**Problem description:**
Work out the number of lines containing "bags". Give that number alone.

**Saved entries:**
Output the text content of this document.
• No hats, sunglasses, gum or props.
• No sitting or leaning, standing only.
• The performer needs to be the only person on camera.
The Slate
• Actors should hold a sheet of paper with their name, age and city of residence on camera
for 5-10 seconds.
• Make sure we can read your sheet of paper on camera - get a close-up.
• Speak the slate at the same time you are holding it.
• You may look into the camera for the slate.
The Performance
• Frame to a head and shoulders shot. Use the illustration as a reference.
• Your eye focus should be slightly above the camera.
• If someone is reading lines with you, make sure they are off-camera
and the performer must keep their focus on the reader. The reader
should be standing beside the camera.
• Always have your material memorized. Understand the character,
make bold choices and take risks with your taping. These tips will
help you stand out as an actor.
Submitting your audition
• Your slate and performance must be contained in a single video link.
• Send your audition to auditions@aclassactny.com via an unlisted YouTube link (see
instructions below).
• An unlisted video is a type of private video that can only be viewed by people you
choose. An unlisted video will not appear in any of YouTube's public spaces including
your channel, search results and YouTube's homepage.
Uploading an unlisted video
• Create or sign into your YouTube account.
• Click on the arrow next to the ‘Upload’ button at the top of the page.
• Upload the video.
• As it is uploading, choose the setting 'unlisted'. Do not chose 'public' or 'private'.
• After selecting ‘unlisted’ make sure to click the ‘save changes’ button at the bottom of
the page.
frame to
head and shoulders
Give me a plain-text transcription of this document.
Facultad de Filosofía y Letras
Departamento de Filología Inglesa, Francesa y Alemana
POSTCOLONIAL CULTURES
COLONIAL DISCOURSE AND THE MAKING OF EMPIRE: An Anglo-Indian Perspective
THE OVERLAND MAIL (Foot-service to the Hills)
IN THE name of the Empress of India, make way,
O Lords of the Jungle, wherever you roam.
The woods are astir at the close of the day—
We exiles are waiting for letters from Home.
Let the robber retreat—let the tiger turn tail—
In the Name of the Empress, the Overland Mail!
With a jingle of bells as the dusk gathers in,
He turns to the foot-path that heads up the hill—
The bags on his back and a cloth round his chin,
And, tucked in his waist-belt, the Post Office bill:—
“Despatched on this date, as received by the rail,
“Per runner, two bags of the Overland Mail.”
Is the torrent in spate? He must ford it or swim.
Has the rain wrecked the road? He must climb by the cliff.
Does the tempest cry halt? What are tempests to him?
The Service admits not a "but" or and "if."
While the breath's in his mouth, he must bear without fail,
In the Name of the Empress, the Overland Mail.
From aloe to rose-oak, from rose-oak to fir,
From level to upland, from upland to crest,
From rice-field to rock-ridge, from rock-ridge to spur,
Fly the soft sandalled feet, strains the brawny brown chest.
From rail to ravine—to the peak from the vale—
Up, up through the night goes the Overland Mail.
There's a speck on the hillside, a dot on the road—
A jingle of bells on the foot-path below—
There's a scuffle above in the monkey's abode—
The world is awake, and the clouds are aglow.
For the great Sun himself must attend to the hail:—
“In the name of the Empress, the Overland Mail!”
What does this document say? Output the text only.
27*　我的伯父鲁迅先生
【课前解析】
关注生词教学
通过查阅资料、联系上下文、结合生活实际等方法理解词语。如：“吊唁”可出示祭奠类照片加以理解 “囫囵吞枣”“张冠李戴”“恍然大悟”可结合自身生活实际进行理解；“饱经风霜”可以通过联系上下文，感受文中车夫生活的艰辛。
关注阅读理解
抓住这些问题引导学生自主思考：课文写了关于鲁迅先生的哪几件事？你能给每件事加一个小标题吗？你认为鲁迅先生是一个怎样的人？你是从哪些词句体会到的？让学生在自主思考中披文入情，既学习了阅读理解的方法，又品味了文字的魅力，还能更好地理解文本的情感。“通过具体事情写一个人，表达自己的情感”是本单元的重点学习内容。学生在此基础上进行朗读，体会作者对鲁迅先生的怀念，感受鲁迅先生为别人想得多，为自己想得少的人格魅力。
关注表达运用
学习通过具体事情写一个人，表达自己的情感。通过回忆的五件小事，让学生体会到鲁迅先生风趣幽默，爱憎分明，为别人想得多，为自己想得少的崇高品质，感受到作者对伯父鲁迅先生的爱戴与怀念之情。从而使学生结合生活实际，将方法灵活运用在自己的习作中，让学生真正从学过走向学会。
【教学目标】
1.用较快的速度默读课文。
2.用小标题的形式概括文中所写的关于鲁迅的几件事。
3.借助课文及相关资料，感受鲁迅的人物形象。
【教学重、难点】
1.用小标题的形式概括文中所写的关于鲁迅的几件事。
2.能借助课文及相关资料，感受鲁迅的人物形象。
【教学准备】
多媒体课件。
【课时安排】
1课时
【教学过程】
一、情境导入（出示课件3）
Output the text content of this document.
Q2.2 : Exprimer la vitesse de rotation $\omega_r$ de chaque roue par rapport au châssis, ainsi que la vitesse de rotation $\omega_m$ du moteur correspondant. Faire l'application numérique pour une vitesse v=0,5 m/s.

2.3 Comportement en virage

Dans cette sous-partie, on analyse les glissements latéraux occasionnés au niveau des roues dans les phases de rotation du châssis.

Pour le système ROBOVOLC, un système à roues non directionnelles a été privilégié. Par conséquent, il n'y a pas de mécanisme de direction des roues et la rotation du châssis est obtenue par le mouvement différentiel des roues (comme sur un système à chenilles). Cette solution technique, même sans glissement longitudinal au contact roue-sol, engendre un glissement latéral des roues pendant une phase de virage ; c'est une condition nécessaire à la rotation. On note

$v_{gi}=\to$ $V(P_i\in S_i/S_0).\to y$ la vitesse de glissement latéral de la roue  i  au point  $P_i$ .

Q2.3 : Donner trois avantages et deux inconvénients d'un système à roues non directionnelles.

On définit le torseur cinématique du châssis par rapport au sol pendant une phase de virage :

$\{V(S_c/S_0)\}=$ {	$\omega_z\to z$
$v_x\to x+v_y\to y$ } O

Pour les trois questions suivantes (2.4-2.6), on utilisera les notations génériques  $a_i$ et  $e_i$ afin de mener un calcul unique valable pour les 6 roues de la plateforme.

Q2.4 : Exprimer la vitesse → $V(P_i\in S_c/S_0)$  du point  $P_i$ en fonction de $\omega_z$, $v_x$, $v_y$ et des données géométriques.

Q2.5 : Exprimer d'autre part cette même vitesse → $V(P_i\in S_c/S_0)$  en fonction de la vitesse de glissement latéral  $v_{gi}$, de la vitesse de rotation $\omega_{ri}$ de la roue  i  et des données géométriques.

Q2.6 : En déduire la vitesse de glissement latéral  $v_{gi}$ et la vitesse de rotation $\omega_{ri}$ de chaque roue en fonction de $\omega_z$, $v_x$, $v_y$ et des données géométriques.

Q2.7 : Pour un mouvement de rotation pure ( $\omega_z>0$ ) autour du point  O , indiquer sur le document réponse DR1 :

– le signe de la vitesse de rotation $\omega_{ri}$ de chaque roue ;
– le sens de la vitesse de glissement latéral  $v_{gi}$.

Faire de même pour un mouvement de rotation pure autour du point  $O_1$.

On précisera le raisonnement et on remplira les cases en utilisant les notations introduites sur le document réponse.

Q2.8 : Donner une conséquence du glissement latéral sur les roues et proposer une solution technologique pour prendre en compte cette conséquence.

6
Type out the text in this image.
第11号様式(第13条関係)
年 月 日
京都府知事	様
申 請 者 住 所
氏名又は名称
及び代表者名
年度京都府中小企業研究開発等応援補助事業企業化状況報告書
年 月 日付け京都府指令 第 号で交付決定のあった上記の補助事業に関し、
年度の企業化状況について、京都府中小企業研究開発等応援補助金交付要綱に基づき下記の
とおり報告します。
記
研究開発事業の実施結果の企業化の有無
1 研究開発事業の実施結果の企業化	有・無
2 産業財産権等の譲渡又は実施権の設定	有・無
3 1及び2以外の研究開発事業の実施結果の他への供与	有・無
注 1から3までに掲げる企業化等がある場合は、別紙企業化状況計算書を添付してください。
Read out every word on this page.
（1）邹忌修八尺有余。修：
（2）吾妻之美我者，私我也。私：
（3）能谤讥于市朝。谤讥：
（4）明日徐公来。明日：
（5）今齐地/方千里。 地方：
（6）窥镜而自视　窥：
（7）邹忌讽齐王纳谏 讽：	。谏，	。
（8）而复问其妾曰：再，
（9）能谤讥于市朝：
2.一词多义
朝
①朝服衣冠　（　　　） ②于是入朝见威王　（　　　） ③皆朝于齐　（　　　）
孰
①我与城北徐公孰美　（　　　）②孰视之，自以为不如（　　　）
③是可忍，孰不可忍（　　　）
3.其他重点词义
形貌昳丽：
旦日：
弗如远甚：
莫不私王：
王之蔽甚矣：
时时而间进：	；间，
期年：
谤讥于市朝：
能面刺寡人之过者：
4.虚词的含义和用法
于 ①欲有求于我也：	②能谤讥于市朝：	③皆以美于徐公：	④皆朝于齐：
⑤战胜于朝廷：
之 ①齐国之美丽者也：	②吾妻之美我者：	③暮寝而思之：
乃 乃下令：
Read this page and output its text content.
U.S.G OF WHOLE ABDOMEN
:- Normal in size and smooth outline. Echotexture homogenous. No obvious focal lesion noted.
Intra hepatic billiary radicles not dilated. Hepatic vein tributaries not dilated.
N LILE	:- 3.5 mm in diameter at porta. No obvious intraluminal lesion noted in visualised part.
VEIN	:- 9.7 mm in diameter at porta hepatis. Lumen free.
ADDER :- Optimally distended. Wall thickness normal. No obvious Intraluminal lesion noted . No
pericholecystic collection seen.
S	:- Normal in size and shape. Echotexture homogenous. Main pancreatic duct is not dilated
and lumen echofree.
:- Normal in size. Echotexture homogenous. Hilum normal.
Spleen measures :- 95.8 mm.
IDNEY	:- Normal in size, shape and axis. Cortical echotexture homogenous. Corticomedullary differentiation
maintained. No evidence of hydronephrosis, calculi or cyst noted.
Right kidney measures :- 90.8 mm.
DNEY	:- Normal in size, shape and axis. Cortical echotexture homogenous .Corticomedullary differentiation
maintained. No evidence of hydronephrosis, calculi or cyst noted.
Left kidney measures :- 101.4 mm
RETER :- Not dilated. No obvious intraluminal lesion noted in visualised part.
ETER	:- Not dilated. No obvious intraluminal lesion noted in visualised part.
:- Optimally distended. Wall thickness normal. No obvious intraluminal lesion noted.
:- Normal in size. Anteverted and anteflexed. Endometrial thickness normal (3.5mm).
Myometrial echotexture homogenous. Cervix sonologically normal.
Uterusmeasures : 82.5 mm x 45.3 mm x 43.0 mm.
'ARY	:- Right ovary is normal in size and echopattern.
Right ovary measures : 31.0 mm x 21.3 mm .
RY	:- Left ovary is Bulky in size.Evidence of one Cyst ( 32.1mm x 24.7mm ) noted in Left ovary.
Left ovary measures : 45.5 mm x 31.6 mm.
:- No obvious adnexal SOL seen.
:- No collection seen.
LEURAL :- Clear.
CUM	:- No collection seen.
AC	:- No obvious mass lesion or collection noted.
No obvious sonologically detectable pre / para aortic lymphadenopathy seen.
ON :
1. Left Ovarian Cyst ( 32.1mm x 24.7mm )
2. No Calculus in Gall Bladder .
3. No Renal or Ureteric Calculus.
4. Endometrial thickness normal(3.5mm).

**The result:**
2